_Description of the task_
Where a line holds the string "Informasi", return that line.

_Given data_

-*-*-

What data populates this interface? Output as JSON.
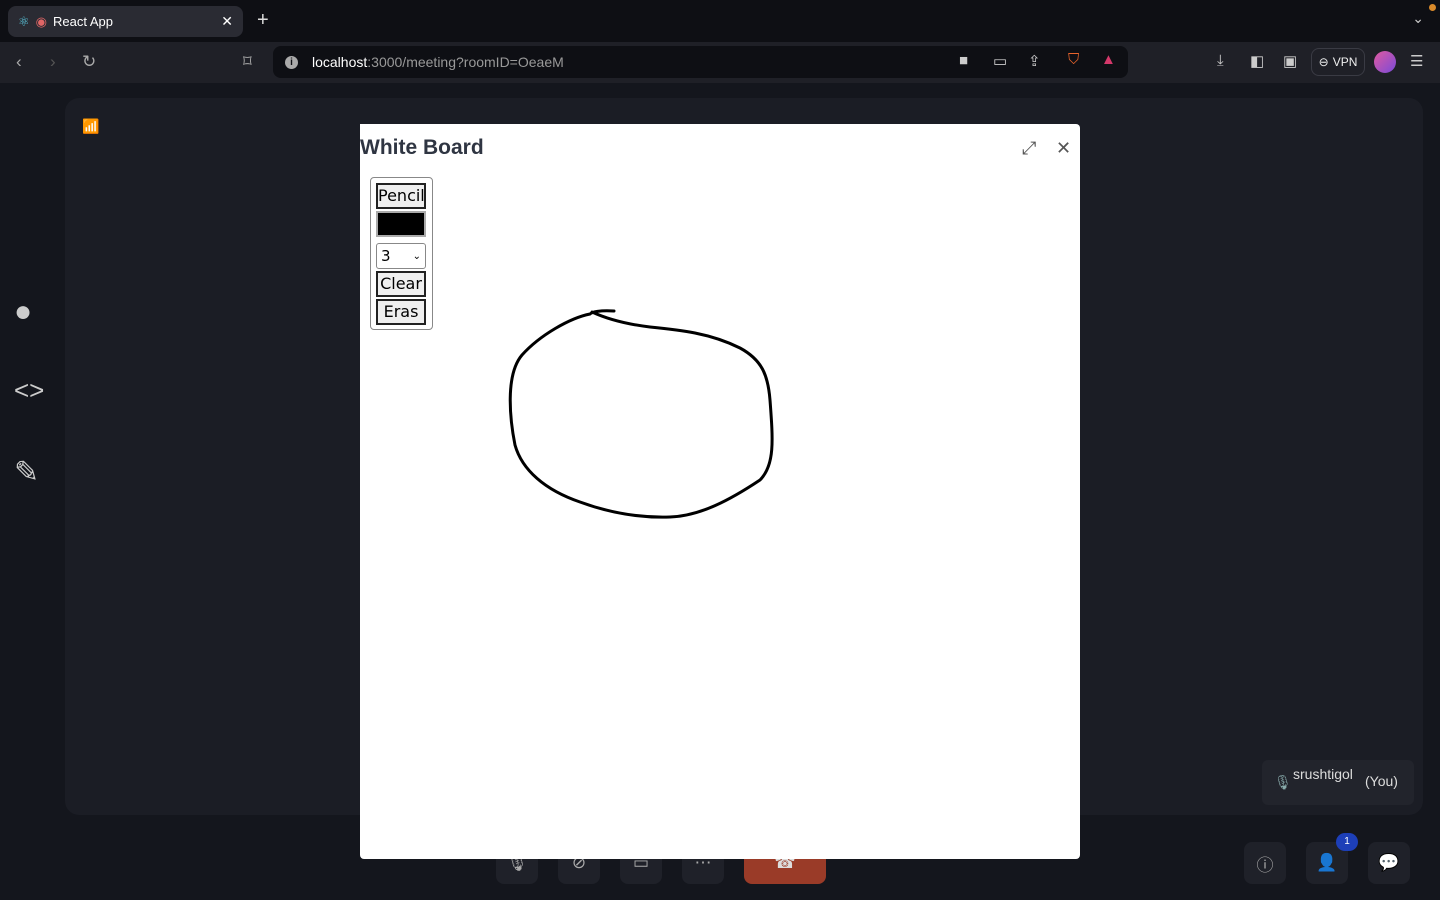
{
  "browser": {
    "tab_title": "React App",
    "url_host": "localhost",
    "url_path": ":3000/meeting?roomID=OeaeM",
    "vpn_label": "VPN"
  },
  "whiteboard": {
    "title": "White Board",
    "tools": {
      "pencil": "Pencil",
      "color": "#000000",
      "size": "3",
      "clear": "Clear",
      "eraser": "Eras"
    }
  },
  "participant": {
    "name": "srushtigol",
    "you": "(You)"
  },
  "participants_count": "1",
  "colors": {
    "end_call": "#9a3b28",
    "badge": "#1d3fb8"
  }
}
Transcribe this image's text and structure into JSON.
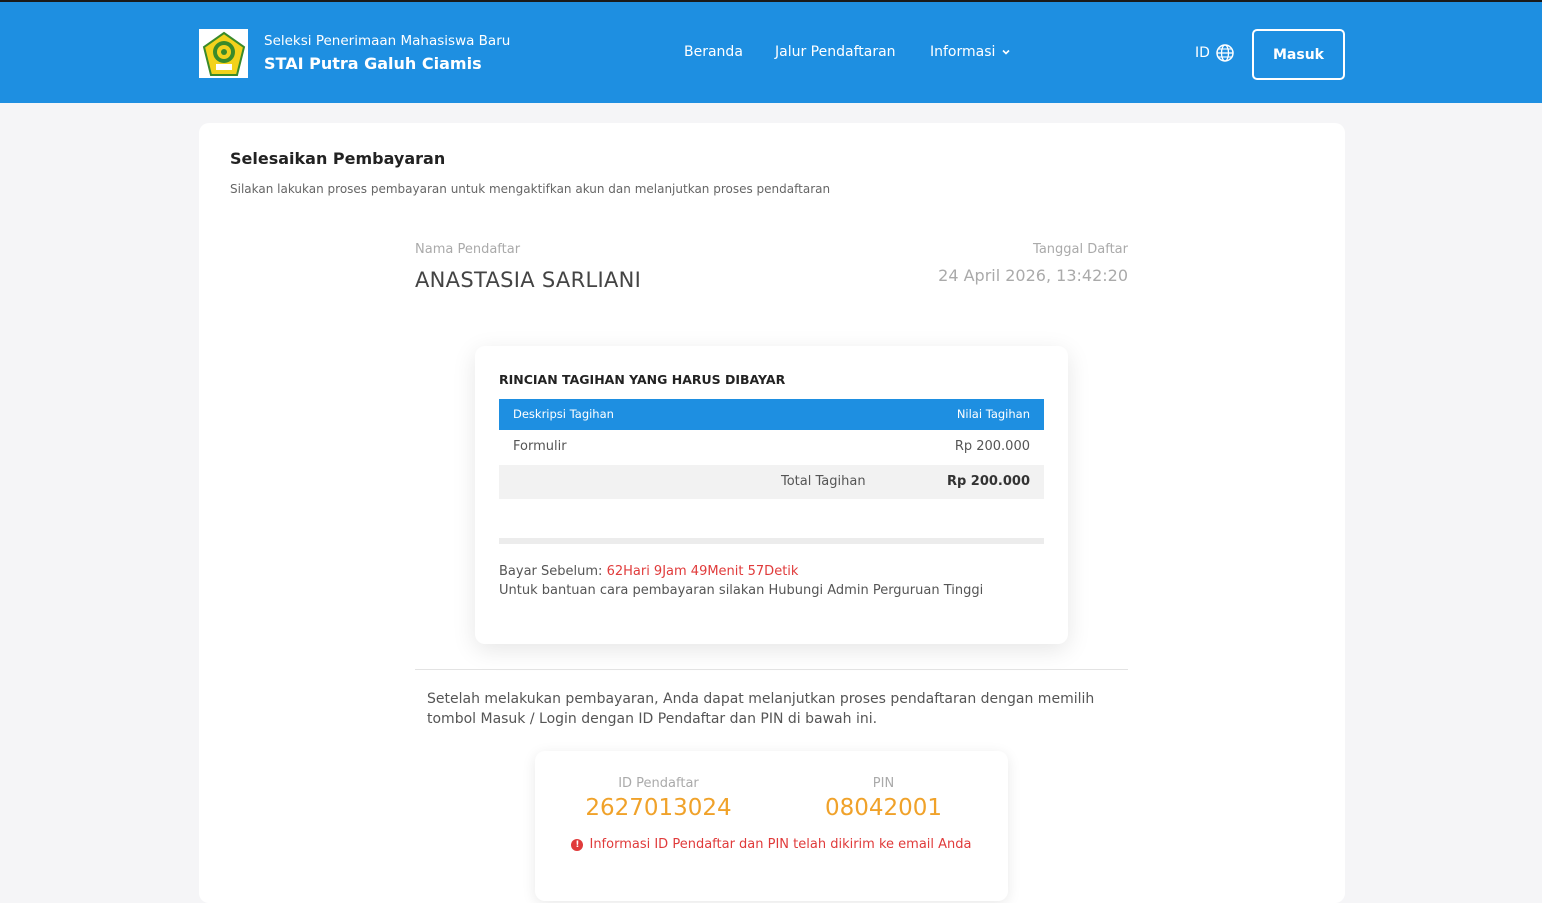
{
  "header": {
    "brand_subtitle": "Seleksi Penerimaan Mahasiswa Baru",
    "brand_title": "STAI Putra Galuh Ciamis",
    "logo_icon": "campus-emblem-icon",
    "nav": {
      "beranda": "Beranda",
      "jalur": "Jalur Pendaftaran",
      "informasi": "Informasi"
    },
    "lang_label": "ID",
    "lang_icon": "globe-icon",
    "login_button": "Masuk",
    "bg_color": "#1e8fe1"
  },
  "page": {
    "title": "Selesaikan Pembayaran",
    "subtitle": "Silakan lakukan proses pembayaran untuk mengaktifkan akun dan melanjutkan proses pendaftaran"
  },
  "registrant": {
    "name_label": "Nama Pendaftar",
    "name": "ANASTASIA SARLIANI",
    "date_label": "Tanggal Daftar",
    "date": "24 April 2026, 13:42:20"
  },
  "bill": {
    "heading": "RINCIAN TAGIHAN YANG HARUS DIBAYAR",
    "columns": [
      "Deskripsi Tagihan",
      "Nilai Tagihan"
    ],
    "rows": [
      {
        "description": "Formulir",
        "amount": "Rp 200.000"
      }
    ],
    "total_label": "Total Tagihan",
    "total_value": "Rp 200.000",
    "due_label": "Bayar Sebelum:",
    "due_countdown": "62Hari 9Jam 49Menit 57Detik",
    "help_text": "Untuk bantuan cara pembayaran silakan Hubungi Admin Perguruan Tinggi"
  },
  "after_payment": {
    "text": "Setelah melakukan pembayaran, Anda dapat melanjutkan proses pendaftaran dengan memilih tombol Masuk / Login dengan ID Pendaftar dan PIN di bawah ini."
  },
  "credentials": {
    "id_label": "ID Pendaftar",
    "id_value": "2627013024",
    "pin_label": "PIN",
    "pin_value": "08042001",
    "note": "Informasi ID Pendaftar dan PIN telah dikirim ke email Anda",
    "note_icon": "alert-icon",
    "accent_color": "#f0a22a",
    "alert_color": "#e03b3b"
  }
}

-*-*-

_Worked answer_
      "informasi": "Informasi"
    "note": "Informasi ID Pendaftar dan PIN telah dikirim ke email Anda",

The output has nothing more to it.